Entries:
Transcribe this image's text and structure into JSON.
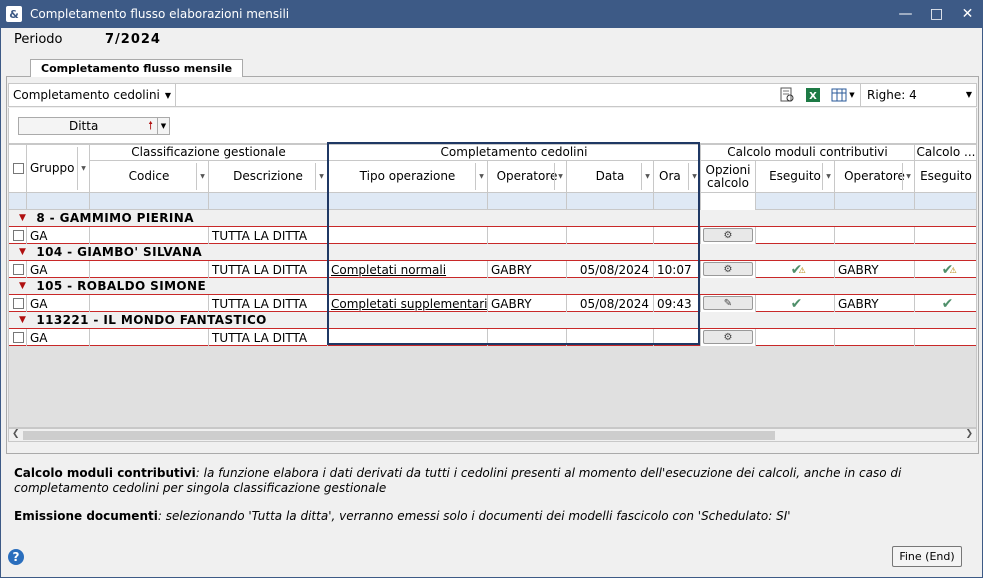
{
  "window": {
    "title": "Completamento flusso elaborazioni mensili"
  },
  "periodo": {
    "label": "Periodo",
    "value": "7/2024"
  },
  "tab": {
    "label": "Completamento flusso mensile"
  },
  "toolbar": {
    "combo_label": "Completamento cedolini",
    "righe_label": "Righe: 4"
  },
  "grouping": {
    "field": "Ditta"
  },
  "headers": {
    "gruppo": "Gruppo",
    "classificazione": "Classificazione gestionale",
    "codice": "Codice",
    "descrizione": "Descrizione",
    "completamento": "Completamento cedolini",
    "tipo_operazione": "Tipo operazione",
    "operatore": "Operatore",
    "data": "Data",
    "ora": "Ora",
    "opzioni_calcolo": "Opzioni calcolo",
    "calcolo_moduli": "Calcolo moduli contributivi",
    "eseguito": "Eseguito",
    "operatore2": "Operatore",
    "calcolo_more": "Calcolo ...",
    "eseguito2": "Eseguito"
  },
  "groups": [
    {
      "title": "8 - GAMMIMO PIERINA",
      "row": {
        "gruppo": "GA",
        "codice": "",
        "descrizione": "TUTTA LA DITTA",
        "tipo": "",
        "operatore": "",
        "data": "",
        "ora": "",
        "eseguito": "",
        "operatore2": "",
        "eseguito2": ""
      }
    },
    {
      "title": "104 - GIAMBO' SILVANA",
      "row": {
        "gruppo": "GA",
        "codice": "",
        "descrizione": "TUTTA LA DITTA",
        "tipo": "Completati normali",
        "operatore": "GABRY",
        "data": "05/08/2024",
        "ora": "10:07",
        "eseguito": "✔",
        "operatore2": "GABRY",
        "eseguito2": "✔"
      }
    },
    {
      "title": "105 - ROBALDO SIMONE",
      "row": {
        "gruppo": "GA",
        "codice": "",
        "descrizione": "TUTTA LA DITTA",
        "tipo": "Completati supplementari",
        "operatore": "GABRY",
        "data": "05/08/2024",
        "ora": "09:43",
        "eseguito": "✔",
        "operatore2": "GABRY",
        "eseguito2": "✔"
      }
    },
    {
      "title": "113221 - IL MONDO FANTASTICO",
      "row": {
        "gruppo": "GA",
        "codice": "",
        "descrizione": "TUTTA LA DITTA",
        "tipo": "",
        "operatore": "",
        "data": "",
        "ora": "",
        "eseguito": "",
        "operatore2": "",
        "eseguito2": ""
      }
    }
  ],
  "notes": {
    "n1_title": "Calcolo moduli contributivi",
    "n1_text": ": la funzione elabora i dati derivati da tutti i cedolini presenti al momento dell'esecuzione dei calcoli, anche in caso di completamento cedolini per singola classificazione gestionale",
    "n2_title": "Emissione documenti",
    "n2_text": ": selezionando 'Tutta la ditta', verranno emessi solo i documenti dei modelli fascicolo con 'Schedulato: SI'"
  },
  "footer": {
    "fine_label": "Fine (End)"
  },
  "colors": {
    "titlebar": "#3d5a86",
    "highlight": "#1f3864",
    "group_line": "#c82828",
    "check": "#4f8f6a"
  }
}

Exercise aim: Reproduce every line of the listing above in which the string "moduli" appears.

Task result:
    "calcolo_moduli": "Calcolo moduli contributivi",
    "n1_title": "Calcolo moduli contributivi",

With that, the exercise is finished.